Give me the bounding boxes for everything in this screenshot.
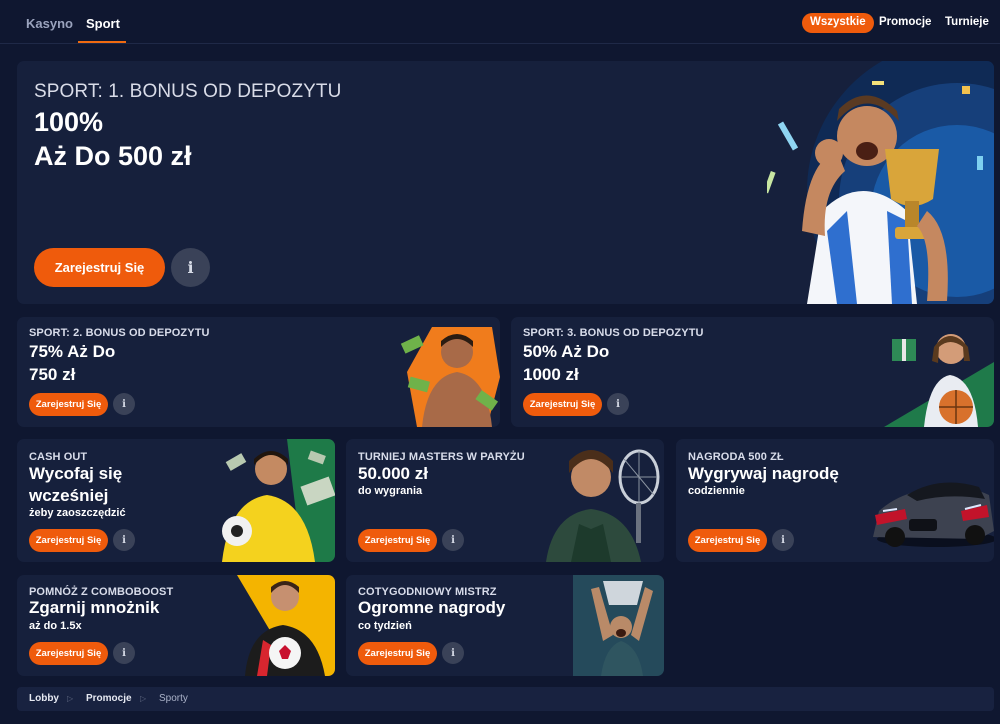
hero-promo-card: SPORT: 1. BONUS OD DEPOZYTU 100% Aż Do 5… [17,61,994,304]
filter-wszystkie[interactable]: Wszystkie [802,13,874,33]
info-icon: i [451,647,455,659]
hero-kicker: SPORT: 1. BONUS OD DEPOZYTU [34,81,342,102]
info-icon: i [451,534,455,546]
register-button[interactable]: Zarejestruj Się [523,393,602,416]
info-icon: i [187,258,194,277]
card-subtitle: żeby zaoszczędzić [29,507,126,519]
active-tab-indicator [78,41,126,43]
info-button[interactable]: i [442,529,464,551]
card-title: Wygrywaj nagrodę [688,464,839,483]
trophy-player-image [767,61,994,304]
hero-info-button[interactable]: i [171,248,210,287]
card-title: Zgarnij mnożnik [29,598,160,617]
info-icon: i [122,398,126,410]
card-title-line2: 1000 zł [523,365,579,384]
tab-kasyno[interactable]: Kasyno [26,16,73,31]
info-button[interactable]: i [442,642,464,664]
info-icon: i [616,398,620,410]
info-button[interactable]: i [113,393,135,415]
info-icon: i [122,534,126,546]
card-kicker: SPORT: 2. BONUS OD DEPOZYTU [29,327,210,339]
info-button[interactable]: i [113,529,135,551]
card-kicker: SPORT: 3. BONUS OD DEPOZYTU [523,327,704,339]
promo-card-deposit-bonus-2: SPORT: 2. BONUS OD DEPOZYTU 75% Aż Do 75… [17,317,500,427]
card-title: 50.000 zł [358,464,428,483]
info-button[interactable]: i [772,529,794,551]
fighter-money-image [400,327,500,427]
breadcrumb: Lobby ▷ Promocje ▷ Sporty [17,687,994,711]
card-title: 50% Aż Do [523,342,610,361]
card-subtitle: co tydzień [358,620,412,632]
register-button[interactable]: Zarejestruj Się [29,642,108,665]
register-button[interactable]: Zarejestruj Się [358,529,437,552]
champion-trophy-image [573,575,664,676]
hero-title-line1: 100% [34,107,104,137]
card-kicker: CASH OUT [29,451,88,463]
card-subtitle: codziennie [688,485,745,497]
card-title: 75% Aż Do [29,342,116,361]
info-icon: i [122,647,126,659]
filter-turnieje[interactable]: Turnieje [937,13,997,33]
info-button[interactable]: i [607,393,629,415]
promo-card-cash-out: CASH OUT Wycofaj się wcześniej żeby zaos… [17,439,335,562]
info-button[interactable]: i [113,642,135,664]
filter-promocje[interactable]: Promocje [871,13,939,33]
goalkeeper-ball-image [237,575,335,676]
register-button[interactable]: Zarejestruj Się [358,642,437,665]
card-kicker: TURNIEJ MASTERS W PARYŻU [358,451,525,463]
breadcrumb-promocje[interactable]: Promocje [86,693,132,704]
basketball-gift-image [884,334,994,427]
breadcrumb-lobby[interactable]: Lobby [29,693,59,704]
card-title: Wycofaj się [29,464,123,483]
register-button[interactable]: Zarejestruj Się [29,529,108,552]
promo-card-weekly-champion: COTYGODNIOWY MISTRZ Ogromne nagrody co t… [346,575,664,676]
card-kicker: POMNÓŻ Z COMBOBOOST [29,586,174,598]
card-kicker: COTYGODNIOWY MISTRZ [358,586,497,598]
tab-sport[interactable]: Sport [86,16,120,31]
promo-card-deposit-bonus-3: SPORT: 3. BONUS OD DEPOZYTU 50% Aż Do 10… [511,317,994,427]
card-subtitle: aż do 1.5x [29,620,82,632]
breadcrumb-sporty: Sporty [159,693,188,704]
promo-card-daily-prize: NAGRODA 500 ZŁ Wygrywaj nagrodę codzienn… [676,439,994,562]
card-title: Ogromne nagrody [358,598,506,617]
info-icon: i [781,534,785,546]
card-kicker: NAGRODA 500 ZŁ [688,451,784,463]
hero-register-button[interactable]: Zarejestruj Się [34,248,165,287]
tennis-player-image [546,449,660,562]
chevron-right-icon: ▷ [140,694,147,703]
football-fan-money-image [222,439,335,562]
top-navigation: Kasyno Sport Wszystkie Promocje Turnieje [0,0,1000,44]
promo-card-masters-paris: TURNIEJ MASTERS W PARYŻU 50.000 zł do wy… [346,439,664,562]
card-title-line2: wcześniej [29,486,109,505]
chevron-right-icon: ▷ [67,694,74,703]
sports-car-image [873,482,994,547]
promo-card-comboboost: POMNÓŻ Z COMBOBOOST Zgarnij mnożnik aż d… [17,575,335,676]
hero-title-line2: Aż Do 500 zł [34,141,192,171]
register-button[interactable]: Zarejestruj Się [688,529,767,552]
card-title-line2: 750 zł [29,365,76,384]
register-button[interactable]: Zarejestruj Się [29,393,108,416]
card-subtitle: do wygrania [358,485,423,497]
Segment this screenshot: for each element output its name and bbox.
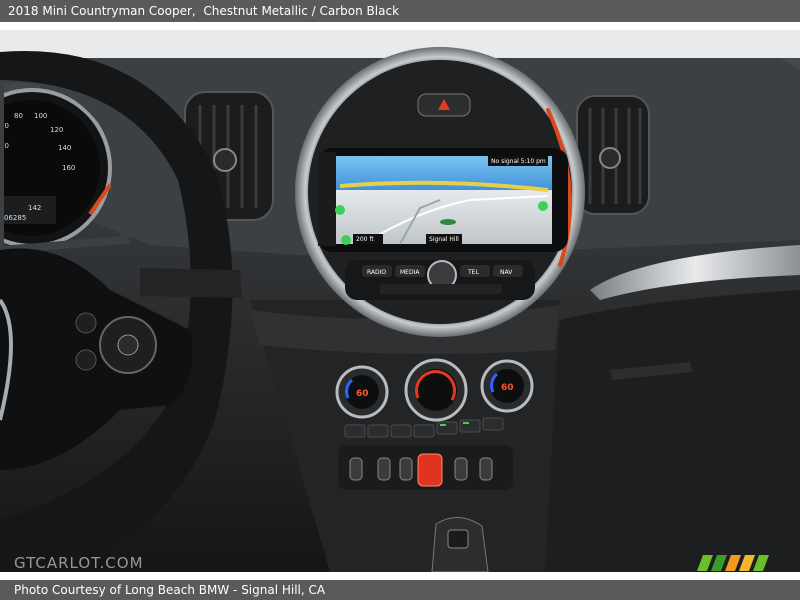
engine-start-toggle bbox=[417, 453, 443, 487]
watermark: GTCARLOT.COM bbox=[14, 554, 144, 572]
right-climate-dial: 60 bbox=[480, 359, 534, 413]
logo-stripe bbox=[711, 555, 727, 571]
brand-logo bbox=[697, 555, 769, 571]
caption-title: 2018 Mini Countryman Cooper, bbox=[8, 4, 196, 18]
screen-left-dot bbox=[335, 205, 345, 215]
status-text: No signal 5:10 pm bbox=[491, 158, 546, 165]
credit-bar: Photo Courtesy of Long Beach BMW - Signa… bbox=[0, 580, 800, 600]
left-temp: 60 bbox=[356, 389, 369, 399]
trip-reading: 142 bbox=[28, 204, 41, 212]
left-vent-knob bbox=[213, 148, 237, 172]
odometer-reading: 06285 bbox=[4, 214, 26, 222]
screen-sidebar bbox=[318, 152, 336, 246]
left-climate-dial: 60 bbox=[335, 365, 389, 419]
radio-button-label: RADIO bbox=[367, 269, 386, 276]
scale-label: 200 ft bbox=[356, 236, 374, 243]
logo-stripe bbox=[697, 555, 713, 571]
screen-bottom-dot bbox=[341, 235, 351, 245]
logo-stripe bbox=[725, 555, 741, 571]
route-chip-label: Signal Hill bbox=[429, 236, 459, 243]
glovebox-panel bbox=[540, 290, 800, 572]
gauge-tick-100: 100 bbox=[34, 112, 47, 120]
logo-stripe bbox=[739, 555, 755, 571]
screen-right-dot bbox=[538, 201, 548, 211]
top-white-stripe bbox=[0, 22, 800, 30]
gauge-tick-140: 140 bbox=[58, 144, 71, 152]
right-temp: 60 bbox=[501, 383, 514, 393]
dashboard-photo: No signal 5:10 pm Signal Hill 200 ft RAD… bbox=[0, 30, 800, 572]
caption-bar: 2018 Mini Countryman Cooper, Chestnut Me… bbox=[0, 0, 800, 22]
media-button-label: MEDIA bbox=[400, 269, 420, 276]
gauge-tick-120: 120 bbox=[50, 126, 63, 134]
center-fan-dial bbox=[404, 358, 468, 422]
wheel-stalk bbox=[140, 268, 242, 298]
bottom-white-stripe bbox=[0, 572, 800, 580]
position-marker bbox=[440, 219, 456, 225]
logo-stripe bbox=[753, 555, 769, 571]
right-vent-knob bbox=[599, 147, 621, 169]
preset-strip bbox=[380, 284, 502, 294]
gauge-tick-160: 160 bbox=[62, 164, 75, 172]
nav-button-label: NAV bbox=[500, 269, 513, 276]
gauge-tick-80: 80 bbox=[14, 112, 23, 120]
gear-selector-button bbox=[447, 529, 469, 549]
tel-button-label: TEL bbox=[467, 269, 479, 276]
caption-subtitle: Chestnut Metallic / Carbon Black bbox=[203, 4, 400, 18]
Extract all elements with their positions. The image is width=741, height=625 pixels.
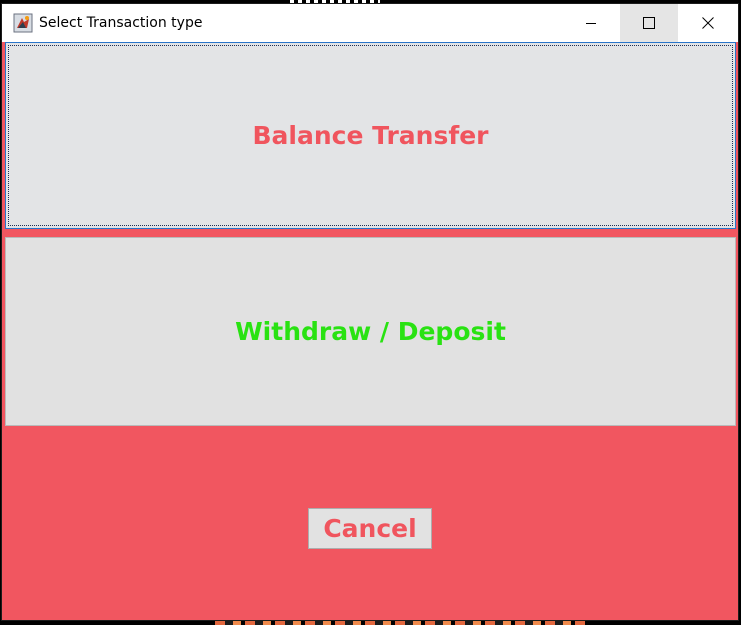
- minimize-icon: [585, 14, 597, 33]
- maximize-icon: [643, 14, 655, 33]
- balance-transfer-button[interactable]: Balance Transfer: [5, 42, 736, 229]
- minimize-button[interactable]: [562, 4, 620, 42]
- withdraw-deposit-label: Withdraw / Deposit: [235, 317, 506, 346]
- balance-transfer-label: Balance Transfer: [252, 121, 489, 150]
- close-icon: [702, 14, 714, 33]
- dialog-content: Balance Transfer Withdraw / Deposit Canc…: [5, 42, 736, 619]
- close-button[interactable]: [678, 4, 738, 42]
- withdraw-deposit-button[interactable]: Withdraw / Deposit: [5, 237, 736, 426]
- window-title: Select Transaction type: [39, 15, 203, 31]
- maximize-button[interactable]: [620, 4, 678, 42]
- title-bar[interactable]: Select Transaction type: [2, 4, 738, 42]
- cancel-label: Cancel: [323, 514, 417, 543]
- cancel-button[interactable]: Cancel: [308, 508, 432, 549]
- java-app-icon: [13, 13, 33, 33]
- transaction-type-window: Select Transaction type Balance Transfer: [1, 3, 739, 621]
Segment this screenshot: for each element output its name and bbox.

■ ■ ■ ■ ■ ■ ■

GIVEN PROBLEM
Rewrite the stretch of the data from the line containing "engine-start-toggle bbox=[417, 453, 443, 487]" through the line containing "left-temp: 60 bbox=[356, 389, 369, 399]" as a numbered list, omitting any blank lines.

EXERCISE RESULT
1. engine-start-toggle bbox=[417, 453, 443, 487]
2. watermark: GTCARLOT.COM bbox=[14, 554, 144, 572]
3. right-climate-dial: 60 bbox=[480, 359, 534, 413]
4. logo-stripe bbox=[711, 555, 727, 571]
5. brand-logo bbox=[697, 555, 769, 571]
6. caption-title: 2018 Mini Countryman Cooper, bbox=[8, 4, 196, 18]
7. screen-left-dot bbox=[335, 205, 345, 215]
8. status-text: No signal 5:10 pm bbox=[491, 158, 546, 165]
9. credit-bar: Photo Courtesy of Long Beach BMW - Signa… bbox=[0, 580, 800, 600]
10. left-temp: 60 bbox=[356, 389, 369, 399]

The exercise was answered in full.